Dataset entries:
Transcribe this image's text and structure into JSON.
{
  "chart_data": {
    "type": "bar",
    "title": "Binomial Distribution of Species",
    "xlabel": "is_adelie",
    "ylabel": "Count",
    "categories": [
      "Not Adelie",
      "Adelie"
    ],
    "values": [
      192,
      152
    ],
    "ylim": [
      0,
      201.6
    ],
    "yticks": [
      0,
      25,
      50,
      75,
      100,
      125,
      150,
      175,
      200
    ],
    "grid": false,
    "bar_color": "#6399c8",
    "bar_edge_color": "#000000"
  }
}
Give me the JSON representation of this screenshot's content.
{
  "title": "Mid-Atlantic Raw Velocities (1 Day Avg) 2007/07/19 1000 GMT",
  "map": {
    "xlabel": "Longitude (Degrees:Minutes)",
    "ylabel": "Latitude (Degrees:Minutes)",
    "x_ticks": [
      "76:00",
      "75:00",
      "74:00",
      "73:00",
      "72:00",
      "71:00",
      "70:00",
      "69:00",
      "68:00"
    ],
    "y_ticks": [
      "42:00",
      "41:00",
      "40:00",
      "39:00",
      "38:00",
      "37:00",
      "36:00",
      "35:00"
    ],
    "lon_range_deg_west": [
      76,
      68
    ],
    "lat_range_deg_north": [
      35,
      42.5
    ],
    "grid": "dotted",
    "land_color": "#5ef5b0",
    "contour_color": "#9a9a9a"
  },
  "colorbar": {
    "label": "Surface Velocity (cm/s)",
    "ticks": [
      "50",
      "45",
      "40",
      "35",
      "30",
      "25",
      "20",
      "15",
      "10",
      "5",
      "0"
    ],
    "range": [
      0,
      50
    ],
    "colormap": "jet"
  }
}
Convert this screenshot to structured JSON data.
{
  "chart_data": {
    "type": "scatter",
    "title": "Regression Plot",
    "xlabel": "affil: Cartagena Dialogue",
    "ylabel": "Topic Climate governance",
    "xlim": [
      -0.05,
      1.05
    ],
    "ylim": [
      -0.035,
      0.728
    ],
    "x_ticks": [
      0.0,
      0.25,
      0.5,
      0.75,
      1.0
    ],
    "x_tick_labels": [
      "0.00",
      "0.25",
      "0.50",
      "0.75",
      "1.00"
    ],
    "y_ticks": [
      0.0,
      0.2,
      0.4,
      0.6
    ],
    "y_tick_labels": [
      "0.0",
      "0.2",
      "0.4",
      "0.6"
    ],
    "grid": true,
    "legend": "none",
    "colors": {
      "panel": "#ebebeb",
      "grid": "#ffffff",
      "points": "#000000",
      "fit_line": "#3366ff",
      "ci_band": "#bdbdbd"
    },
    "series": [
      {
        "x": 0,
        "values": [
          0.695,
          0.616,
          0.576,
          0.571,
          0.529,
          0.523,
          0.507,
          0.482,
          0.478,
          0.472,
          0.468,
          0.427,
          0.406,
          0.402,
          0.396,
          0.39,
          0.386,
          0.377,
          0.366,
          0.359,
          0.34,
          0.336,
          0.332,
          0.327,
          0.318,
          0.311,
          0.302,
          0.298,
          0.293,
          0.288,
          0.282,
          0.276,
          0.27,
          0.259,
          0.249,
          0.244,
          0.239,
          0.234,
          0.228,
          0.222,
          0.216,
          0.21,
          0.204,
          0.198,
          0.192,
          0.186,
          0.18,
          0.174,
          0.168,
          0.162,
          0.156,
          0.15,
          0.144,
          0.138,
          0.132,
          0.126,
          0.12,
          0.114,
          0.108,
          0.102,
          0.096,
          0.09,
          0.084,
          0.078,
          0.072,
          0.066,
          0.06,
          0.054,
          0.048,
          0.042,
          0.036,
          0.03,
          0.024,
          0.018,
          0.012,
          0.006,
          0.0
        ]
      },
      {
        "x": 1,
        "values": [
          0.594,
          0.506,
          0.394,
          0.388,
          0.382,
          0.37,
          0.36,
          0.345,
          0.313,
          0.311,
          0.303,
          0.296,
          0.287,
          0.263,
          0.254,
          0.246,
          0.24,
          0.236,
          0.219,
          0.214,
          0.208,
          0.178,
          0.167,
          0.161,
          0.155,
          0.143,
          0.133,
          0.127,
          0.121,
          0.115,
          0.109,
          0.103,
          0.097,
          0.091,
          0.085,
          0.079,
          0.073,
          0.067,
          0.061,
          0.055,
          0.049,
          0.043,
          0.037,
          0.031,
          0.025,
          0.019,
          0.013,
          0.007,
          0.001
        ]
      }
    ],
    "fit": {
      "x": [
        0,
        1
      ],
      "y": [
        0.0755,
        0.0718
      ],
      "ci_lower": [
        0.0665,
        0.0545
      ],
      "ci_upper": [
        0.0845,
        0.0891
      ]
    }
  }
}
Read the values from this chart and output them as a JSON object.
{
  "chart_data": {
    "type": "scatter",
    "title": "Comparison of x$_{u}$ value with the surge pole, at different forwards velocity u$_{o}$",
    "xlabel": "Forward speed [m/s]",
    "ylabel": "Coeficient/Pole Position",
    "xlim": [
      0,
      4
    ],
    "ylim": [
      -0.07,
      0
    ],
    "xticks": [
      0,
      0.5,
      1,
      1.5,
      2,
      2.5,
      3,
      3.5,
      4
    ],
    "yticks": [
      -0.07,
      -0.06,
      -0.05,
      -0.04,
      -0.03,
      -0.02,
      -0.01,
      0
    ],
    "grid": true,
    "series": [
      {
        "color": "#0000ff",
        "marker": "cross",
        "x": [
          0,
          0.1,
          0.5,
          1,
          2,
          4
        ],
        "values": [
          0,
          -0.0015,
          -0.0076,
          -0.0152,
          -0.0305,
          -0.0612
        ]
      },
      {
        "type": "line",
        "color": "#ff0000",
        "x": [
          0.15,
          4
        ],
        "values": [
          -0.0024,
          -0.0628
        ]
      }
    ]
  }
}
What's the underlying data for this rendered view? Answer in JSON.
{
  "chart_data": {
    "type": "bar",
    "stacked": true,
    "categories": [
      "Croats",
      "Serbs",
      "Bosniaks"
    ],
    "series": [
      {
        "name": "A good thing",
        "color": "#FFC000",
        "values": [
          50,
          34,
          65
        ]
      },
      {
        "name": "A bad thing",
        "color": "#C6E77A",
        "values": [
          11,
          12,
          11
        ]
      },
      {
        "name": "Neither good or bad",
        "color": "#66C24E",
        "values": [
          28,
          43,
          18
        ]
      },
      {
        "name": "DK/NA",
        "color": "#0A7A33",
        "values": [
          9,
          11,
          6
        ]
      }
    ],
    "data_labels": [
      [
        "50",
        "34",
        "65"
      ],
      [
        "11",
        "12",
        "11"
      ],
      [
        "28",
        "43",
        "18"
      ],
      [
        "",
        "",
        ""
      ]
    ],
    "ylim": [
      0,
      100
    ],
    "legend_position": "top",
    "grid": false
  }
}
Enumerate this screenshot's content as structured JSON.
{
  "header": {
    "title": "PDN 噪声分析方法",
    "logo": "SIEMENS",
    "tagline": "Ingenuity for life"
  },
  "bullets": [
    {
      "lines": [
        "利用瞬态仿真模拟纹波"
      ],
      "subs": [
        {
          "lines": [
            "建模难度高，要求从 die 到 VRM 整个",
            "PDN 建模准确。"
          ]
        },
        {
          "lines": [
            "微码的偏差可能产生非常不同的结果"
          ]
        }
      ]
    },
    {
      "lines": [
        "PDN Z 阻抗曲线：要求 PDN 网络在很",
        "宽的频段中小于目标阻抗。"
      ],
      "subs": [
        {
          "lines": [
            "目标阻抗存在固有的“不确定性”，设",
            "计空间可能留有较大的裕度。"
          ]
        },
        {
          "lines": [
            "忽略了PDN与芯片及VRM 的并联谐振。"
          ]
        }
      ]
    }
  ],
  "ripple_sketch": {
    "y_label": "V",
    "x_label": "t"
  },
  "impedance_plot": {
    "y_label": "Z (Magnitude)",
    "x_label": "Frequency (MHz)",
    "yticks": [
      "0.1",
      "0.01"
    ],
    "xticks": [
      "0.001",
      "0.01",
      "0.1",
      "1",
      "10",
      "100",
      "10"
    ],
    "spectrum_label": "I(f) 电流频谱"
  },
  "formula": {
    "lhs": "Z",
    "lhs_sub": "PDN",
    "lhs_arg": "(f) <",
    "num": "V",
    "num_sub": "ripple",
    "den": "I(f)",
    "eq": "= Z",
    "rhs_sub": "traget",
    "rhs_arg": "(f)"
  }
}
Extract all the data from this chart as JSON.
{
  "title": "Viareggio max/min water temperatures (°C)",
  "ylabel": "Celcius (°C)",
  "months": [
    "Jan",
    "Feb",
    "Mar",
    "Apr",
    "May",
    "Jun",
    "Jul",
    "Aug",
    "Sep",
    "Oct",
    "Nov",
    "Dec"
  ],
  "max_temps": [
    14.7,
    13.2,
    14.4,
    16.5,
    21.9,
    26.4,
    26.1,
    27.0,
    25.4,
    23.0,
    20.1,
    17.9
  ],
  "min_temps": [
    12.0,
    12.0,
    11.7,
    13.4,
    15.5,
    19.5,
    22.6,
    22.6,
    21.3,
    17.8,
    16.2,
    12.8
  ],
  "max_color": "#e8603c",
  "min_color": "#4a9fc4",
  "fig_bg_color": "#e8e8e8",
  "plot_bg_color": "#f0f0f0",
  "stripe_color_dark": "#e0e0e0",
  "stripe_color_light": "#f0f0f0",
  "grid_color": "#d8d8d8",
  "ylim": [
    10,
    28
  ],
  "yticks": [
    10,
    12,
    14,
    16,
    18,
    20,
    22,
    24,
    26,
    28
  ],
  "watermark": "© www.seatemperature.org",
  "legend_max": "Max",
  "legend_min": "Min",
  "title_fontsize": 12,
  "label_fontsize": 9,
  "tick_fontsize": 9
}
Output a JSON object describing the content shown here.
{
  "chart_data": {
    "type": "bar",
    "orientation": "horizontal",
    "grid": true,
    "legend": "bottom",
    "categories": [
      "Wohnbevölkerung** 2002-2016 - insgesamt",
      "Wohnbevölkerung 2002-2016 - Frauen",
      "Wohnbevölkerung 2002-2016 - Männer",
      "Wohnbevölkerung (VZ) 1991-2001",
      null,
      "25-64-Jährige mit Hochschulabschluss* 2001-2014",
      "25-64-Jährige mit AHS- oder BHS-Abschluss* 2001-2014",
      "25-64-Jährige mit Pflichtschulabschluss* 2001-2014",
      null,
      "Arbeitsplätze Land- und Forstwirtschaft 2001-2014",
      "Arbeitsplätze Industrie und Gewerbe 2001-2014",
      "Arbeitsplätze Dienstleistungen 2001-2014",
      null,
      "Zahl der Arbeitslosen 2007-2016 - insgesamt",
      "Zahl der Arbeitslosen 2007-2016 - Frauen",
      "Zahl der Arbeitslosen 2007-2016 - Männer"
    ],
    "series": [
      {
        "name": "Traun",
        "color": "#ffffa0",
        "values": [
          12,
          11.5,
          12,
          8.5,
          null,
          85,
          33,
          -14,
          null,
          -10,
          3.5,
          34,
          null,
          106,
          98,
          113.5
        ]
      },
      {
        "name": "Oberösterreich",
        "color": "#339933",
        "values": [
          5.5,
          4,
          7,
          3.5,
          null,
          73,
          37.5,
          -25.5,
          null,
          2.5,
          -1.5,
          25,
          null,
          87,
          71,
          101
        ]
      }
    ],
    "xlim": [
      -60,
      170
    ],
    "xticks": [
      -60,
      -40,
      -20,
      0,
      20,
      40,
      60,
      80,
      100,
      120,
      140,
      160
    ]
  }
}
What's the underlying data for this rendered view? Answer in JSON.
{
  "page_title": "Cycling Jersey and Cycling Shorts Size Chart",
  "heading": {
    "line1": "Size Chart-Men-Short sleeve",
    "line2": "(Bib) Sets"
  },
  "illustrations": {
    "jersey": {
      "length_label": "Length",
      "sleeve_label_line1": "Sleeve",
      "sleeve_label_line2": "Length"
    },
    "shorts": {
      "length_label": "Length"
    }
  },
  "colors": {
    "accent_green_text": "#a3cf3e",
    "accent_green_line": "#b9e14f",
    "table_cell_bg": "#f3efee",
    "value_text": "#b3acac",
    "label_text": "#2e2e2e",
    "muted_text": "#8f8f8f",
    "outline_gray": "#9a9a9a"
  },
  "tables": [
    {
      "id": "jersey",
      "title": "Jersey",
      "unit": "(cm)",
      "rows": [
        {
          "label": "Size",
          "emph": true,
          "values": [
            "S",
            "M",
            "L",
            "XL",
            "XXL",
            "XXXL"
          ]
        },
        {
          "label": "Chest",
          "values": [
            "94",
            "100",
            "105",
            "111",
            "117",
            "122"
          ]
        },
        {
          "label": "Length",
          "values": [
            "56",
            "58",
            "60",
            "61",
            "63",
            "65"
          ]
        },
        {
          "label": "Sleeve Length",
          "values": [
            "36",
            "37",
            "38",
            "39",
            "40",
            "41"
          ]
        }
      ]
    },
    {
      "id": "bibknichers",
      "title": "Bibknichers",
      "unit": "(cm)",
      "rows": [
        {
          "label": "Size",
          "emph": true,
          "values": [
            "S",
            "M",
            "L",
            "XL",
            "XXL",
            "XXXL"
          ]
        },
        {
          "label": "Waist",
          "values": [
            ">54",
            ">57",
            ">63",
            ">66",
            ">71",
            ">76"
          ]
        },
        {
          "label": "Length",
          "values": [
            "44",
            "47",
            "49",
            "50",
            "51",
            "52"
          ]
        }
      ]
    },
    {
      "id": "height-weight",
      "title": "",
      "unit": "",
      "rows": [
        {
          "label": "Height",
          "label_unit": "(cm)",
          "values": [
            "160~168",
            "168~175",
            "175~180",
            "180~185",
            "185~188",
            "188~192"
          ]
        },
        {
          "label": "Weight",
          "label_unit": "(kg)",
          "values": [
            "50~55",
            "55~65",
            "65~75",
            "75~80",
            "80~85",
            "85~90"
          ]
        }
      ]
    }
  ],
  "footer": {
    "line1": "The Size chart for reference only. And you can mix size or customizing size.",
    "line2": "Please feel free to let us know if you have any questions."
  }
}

**EXERCISE DETAILS**
Find every line with "Männer" in the listing and state how many there are, nothing else.

**THE ANSWER**
2